REQUEST
Find all the lines with "dashed" and gather them.

Records about charts and figures:
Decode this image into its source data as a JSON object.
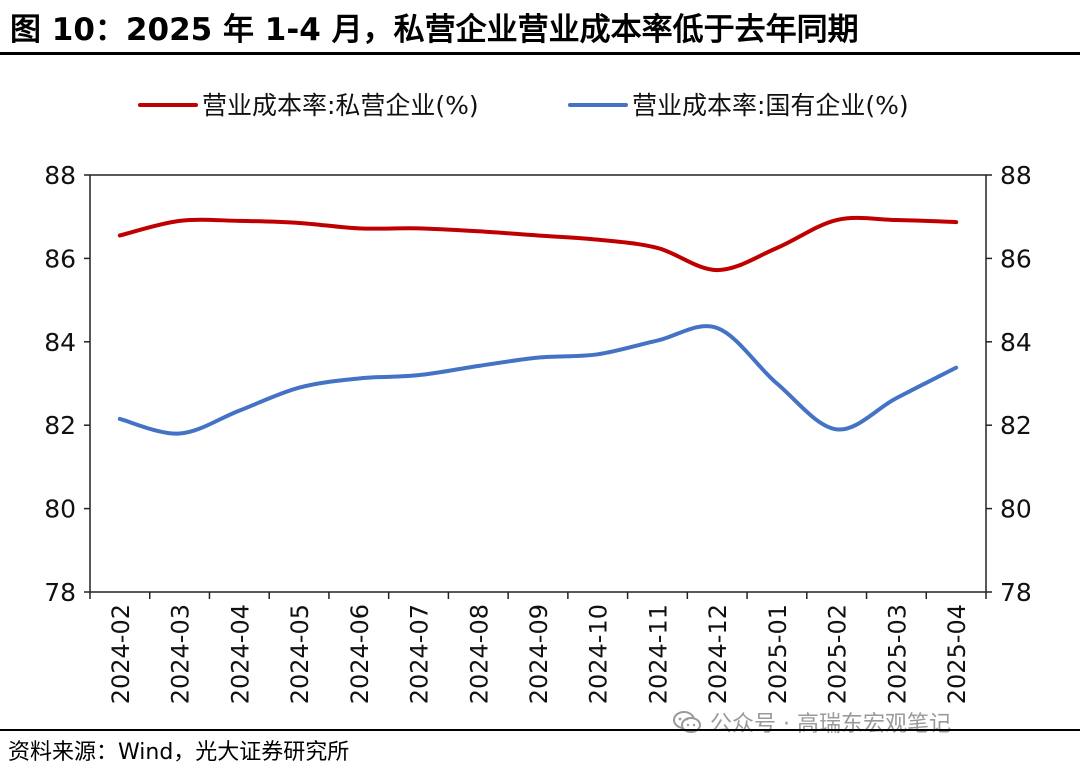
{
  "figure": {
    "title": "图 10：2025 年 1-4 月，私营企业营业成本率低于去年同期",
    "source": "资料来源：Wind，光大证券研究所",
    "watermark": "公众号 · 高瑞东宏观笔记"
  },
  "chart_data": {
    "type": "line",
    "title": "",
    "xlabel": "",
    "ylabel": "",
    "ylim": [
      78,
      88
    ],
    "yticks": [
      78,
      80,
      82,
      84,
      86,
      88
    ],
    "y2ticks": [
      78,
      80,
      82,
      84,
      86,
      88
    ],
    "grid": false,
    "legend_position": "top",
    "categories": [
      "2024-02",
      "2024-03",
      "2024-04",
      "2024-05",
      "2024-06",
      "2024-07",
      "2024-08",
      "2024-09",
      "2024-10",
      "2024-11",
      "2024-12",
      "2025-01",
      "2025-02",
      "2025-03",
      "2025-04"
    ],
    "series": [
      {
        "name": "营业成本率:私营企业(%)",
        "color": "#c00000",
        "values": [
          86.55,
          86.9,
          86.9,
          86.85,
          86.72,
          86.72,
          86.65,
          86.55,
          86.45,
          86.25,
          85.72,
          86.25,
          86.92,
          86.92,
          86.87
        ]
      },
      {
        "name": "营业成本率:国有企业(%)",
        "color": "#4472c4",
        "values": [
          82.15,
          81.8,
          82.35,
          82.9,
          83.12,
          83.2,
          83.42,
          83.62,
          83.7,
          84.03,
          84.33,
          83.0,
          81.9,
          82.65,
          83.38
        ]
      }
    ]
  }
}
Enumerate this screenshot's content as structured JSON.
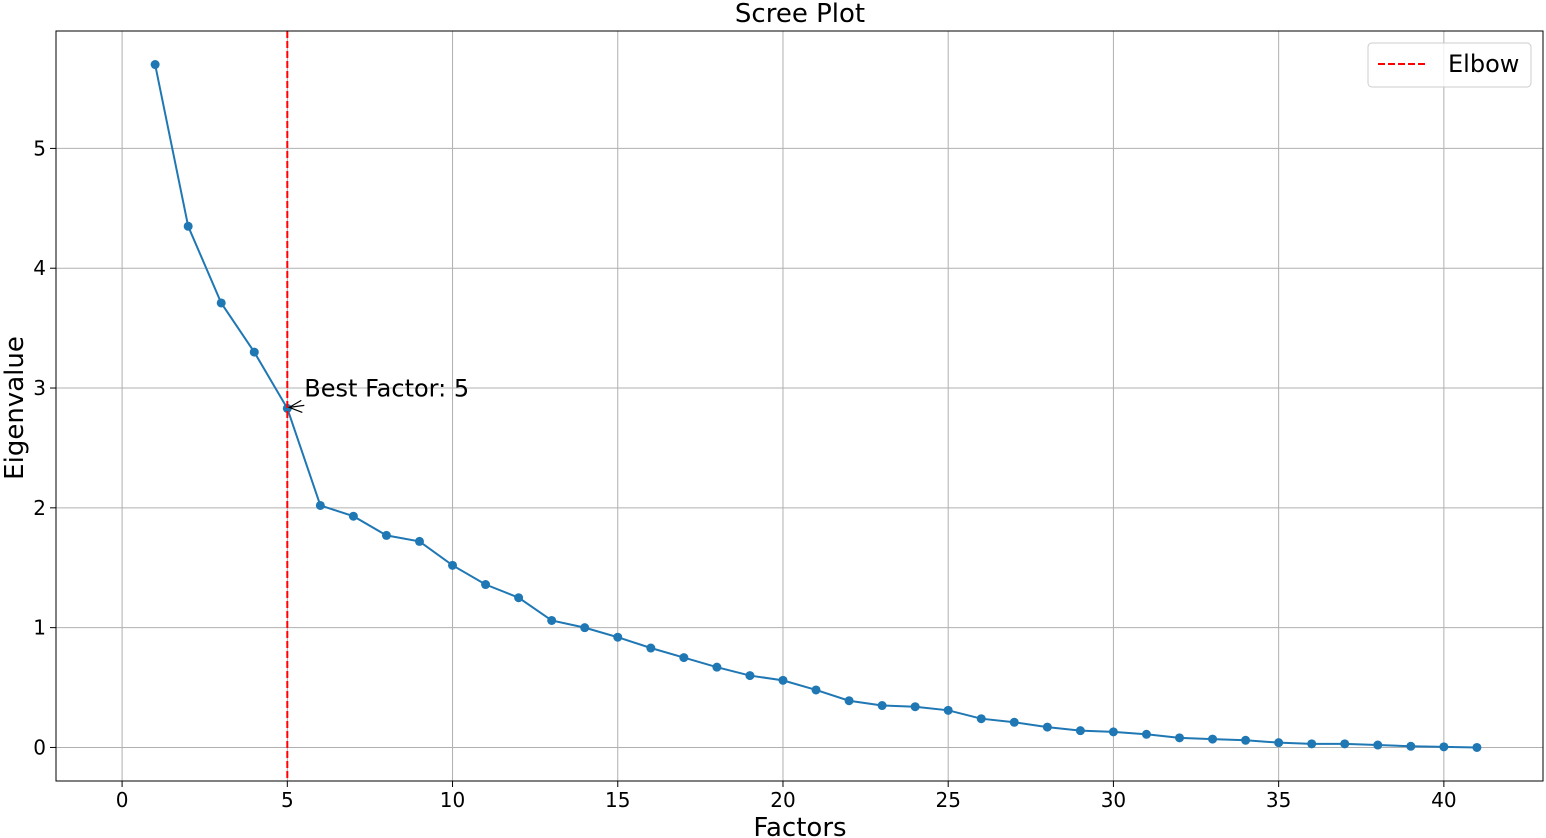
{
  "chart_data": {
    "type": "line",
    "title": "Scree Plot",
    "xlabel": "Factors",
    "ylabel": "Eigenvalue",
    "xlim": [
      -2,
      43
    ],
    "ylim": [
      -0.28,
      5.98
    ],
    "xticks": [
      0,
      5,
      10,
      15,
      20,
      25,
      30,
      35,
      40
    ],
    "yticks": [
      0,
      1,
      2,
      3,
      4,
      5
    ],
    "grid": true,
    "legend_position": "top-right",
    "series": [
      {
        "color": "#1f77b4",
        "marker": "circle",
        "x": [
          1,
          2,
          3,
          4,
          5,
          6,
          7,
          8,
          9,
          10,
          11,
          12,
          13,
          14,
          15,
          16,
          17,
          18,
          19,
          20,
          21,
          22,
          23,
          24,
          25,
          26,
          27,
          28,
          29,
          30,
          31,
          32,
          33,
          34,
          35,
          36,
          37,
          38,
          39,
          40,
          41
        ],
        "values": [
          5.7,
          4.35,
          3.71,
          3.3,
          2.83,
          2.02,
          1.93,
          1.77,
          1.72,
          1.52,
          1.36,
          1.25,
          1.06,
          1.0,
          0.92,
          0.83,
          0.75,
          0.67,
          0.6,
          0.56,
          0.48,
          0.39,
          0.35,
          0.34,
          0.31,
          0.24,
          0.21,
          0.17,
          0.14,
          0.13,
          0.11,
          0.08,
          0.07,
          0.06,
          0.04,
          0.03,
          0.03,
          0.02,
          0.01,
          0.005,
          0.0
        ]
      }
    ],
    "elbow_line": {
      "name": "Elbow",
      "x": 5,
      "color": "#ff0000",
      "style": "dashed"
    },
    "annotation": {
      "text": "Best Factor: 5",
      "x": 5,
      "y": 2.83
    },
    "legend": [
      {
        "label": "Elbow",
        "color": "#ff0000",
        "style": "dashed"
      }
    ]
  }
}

* * *

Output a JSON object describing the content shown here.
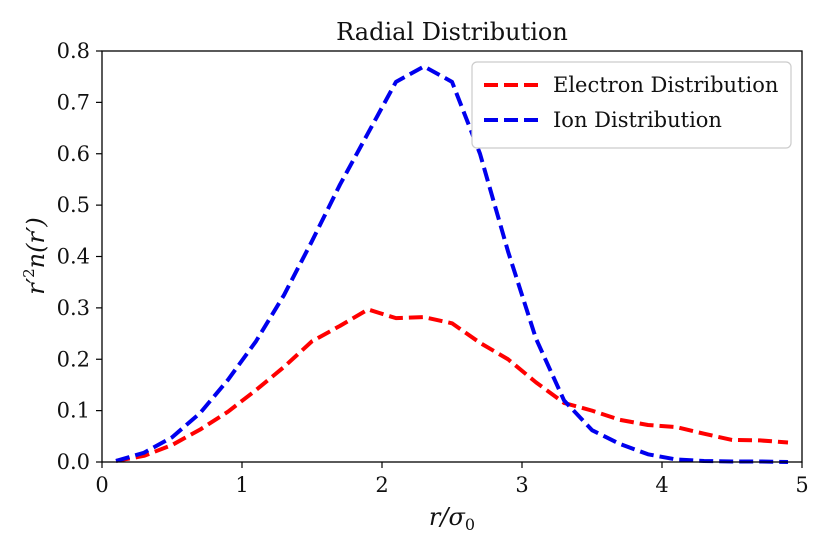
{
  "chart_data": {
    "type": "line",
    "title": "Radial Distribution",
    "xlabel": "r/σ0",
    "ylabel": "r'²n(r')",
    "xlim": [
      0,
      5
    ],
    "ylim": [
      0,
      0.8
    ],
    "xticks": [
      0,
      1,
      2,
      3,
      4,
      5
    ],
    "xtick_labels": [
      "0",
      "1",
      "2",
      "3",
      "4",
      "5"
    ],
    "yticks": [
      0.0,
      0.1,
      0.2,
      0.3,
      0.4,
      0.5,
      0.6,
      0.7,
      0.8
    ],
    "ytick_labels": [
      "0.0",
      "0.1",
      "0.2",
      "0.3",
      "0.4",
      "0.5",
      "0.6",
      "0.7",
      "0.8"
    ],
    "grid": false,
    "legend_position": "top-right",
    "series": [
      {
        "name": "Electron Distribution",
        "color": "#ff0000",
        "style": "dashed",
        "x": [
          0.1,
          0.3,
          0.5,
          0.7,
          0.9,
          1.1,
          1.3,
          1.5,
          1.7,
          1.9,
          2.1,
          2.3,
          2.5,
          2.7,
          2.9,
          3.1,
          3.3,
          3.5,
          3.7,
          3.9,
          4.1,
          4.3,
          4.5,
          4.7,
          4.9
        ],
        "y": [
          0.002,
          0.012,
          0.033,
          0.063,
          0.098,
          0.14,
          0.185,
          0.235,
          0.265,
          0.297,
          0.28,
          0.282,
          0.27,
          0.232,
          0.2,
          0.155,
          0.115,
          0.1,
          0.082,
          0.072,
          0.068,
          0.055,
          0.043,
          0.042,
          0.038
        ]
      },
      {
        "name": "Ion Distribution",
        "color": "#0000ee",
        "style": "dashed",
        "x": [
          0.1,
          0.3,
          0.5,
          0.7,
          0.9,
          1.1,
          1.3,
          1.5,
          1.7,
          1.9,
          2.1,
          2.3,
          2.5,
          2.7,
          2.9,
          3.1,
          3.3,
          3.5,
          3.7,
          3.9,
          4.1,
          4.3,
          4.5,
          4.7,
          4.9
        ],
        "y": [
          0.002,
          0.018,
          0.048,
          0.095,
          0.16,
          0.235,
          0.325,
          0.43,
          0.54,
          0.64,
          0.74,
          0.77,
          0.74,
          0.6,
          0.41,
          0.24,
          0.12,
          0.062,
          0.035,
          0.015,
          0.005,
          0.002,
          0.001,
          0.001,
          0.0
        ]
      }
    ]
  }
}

* * *

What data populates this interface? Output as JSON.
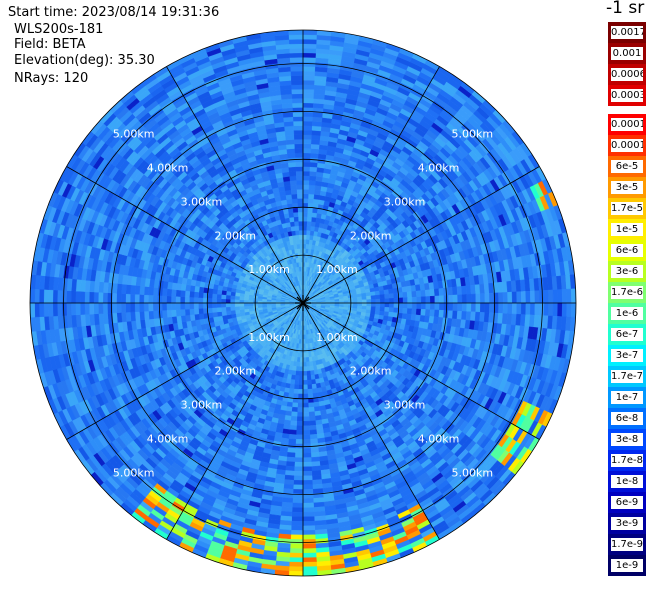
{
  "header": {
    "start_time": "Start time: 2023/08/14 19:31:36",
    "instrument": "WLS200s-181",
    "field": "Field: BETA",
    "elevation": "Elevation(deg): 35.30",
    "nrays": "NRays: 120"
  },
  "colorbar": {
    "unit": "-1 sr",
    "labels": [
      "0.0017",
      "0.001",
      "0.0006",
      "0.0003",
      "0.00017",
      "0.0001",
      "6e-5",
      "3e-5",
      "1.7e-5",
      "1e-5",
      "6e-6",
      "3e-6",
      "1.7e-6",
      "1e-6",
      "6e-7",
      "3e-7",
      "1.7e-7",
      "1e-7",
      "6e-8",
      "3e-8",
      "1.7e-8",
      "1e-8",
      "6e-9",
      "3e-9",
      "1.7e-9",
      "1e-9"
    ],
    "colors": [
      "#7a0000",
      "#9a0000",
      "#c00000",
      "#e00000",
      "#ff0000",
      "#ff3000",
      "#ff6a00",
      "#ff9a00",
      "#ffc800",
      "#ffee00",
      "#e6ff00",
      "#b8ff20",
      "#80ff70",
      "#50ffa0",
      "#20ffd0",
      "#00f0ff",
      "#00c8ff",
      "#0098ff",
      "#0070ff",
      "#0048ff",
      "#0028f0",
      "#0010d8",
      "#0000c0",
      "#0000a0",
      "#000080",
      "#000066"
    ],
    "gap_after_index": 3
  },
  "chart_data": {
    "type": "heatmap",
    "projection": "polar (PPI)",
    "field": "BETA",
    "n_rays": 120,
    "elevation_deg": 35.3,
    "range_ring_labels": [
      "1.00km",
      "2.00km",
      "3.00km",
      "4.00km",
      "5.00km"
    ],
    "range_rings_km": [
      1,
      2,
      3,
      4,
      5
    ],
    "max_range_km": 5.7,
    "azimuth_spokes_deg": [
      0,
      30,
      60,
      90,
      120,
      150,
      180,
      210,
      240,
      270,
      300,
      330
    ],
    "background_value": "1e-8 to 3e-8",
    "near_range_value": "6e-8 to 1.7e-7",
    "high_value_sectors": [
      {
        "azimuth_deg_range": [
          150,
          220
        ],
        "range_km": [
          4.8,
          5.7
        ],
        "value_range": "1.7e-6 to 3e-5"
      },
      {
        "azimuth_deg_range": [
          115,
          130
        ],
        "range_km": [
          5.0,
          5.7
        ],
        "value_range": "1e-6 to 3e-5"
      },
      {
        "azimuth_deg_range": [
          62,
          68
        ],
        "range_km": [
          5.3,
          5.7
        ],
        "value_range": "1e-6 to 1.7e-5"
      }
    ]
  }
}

ANSWER TO THE TASK
      "style": "dashed"
        "style": "dashed"
        "style": "dashed",
        "style": "dashed",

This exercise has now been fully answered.